__Written problem__. Transcribe the listing that follows in full, omitting pictures.

**********

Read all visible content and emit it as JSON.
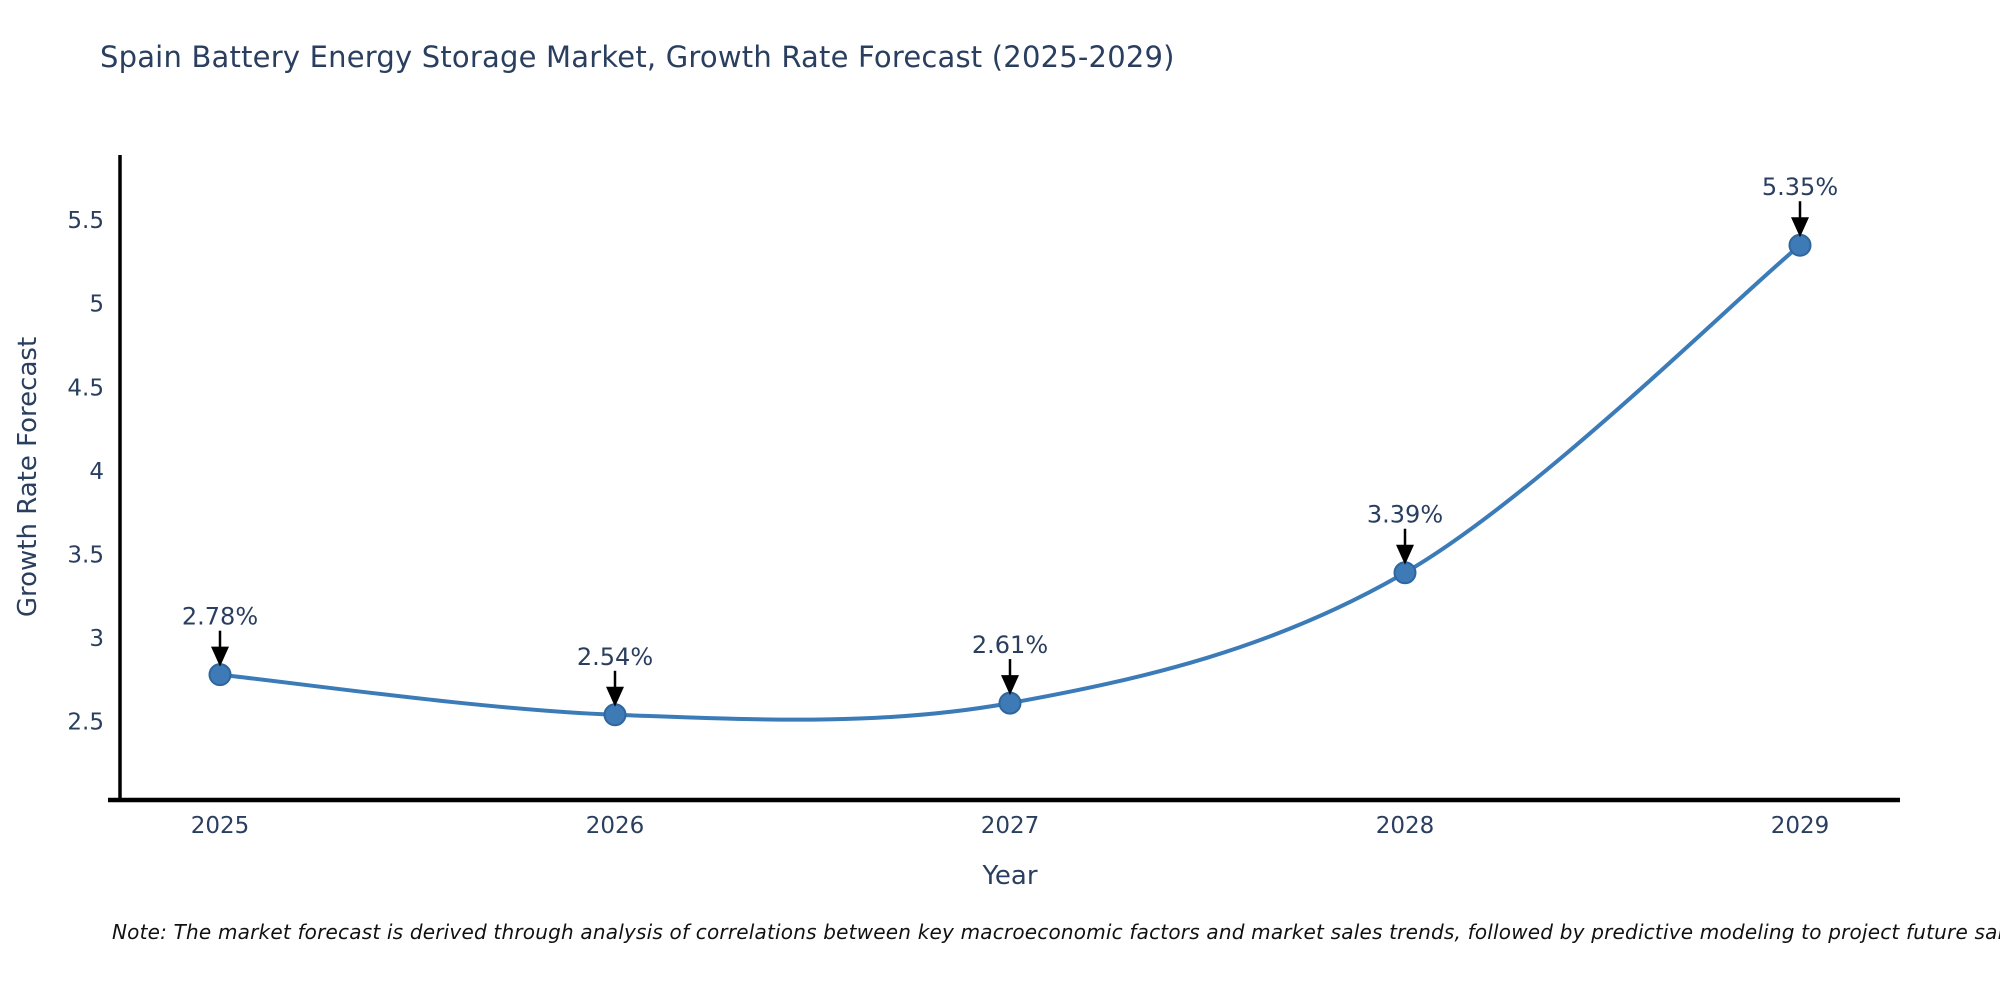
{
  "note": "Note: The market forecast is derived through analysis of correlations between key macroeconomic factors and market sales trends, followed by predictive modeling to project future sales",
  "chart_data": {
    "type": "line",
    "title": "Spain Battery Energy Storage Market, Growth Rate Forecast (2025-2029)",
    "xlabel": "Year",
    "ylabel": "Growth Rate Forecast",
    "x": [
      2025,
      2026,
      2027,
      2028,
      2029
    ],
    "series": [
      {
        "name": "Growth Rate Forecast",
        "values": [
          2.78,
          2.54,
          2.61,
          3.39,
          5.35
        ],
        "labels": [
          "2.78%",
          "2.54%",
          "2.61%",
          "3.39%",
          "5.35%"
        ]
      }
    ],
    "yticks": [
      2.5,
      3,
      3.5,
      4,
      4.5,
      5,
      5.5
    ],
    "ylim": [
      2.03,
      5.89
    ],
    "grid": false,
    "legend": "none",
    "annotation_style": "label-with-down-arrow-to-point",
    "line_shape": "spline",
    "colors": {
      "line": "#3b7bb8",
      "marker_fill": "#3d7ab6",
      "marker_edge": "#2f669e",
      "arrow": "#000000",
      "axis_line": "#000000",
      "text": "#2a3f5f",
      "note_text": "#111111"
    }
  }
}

**********

__Written answer__.
Read all visible content and emit it as JSON.
{
  "note": "Note: The market forecast is derived through analysis of correlations between key macroeconomic factors and market sales trends, followed by predictive modeling to project future sales",
  "chart_data": {
    "type": "line",
    "title": "Spain Battery Energy Storage Market, Growth Rate Forecast (2025-2029)",
    "xlabel": "Year",
    "ylabel": "Growth Rate Forecast",
    "x": [
      2025,
      2026,
      2027,
      2028,
      2029
    ],
    "series": [
      {
        "name": "Growth Rate Forecast",
        "values": [
          2.78,
          2.54,
          2.61,
          3.39,
          5.35
        ],
        "labels": [
          "2.78%",
          "2.54%",
          "2.61%",
          "3.39%",
          "5.35%"
        ]
      }
    ],
    "yticks": [
      2.5,
      3,
      3.5,
      4,
      4.5,
      5,
      5.5
    ],
    "ylim": [
      2.03,
      5.89
    ],
    "grid": false,
    "legend": "none",
    "annotation_style": "label-with-down-arrow-to-point",
    "line_shape": "spline",
    "colors": {
      "line": "#3b7bb8",
      "marker_fill": "#3d7ab6",
      "marker_edge": "#2f669e",
      "arrow": "#000000",
      "axis_line": "#000000",
      "text": "#2a3f5f",
      "note_text": "#111111"
    }
  }
}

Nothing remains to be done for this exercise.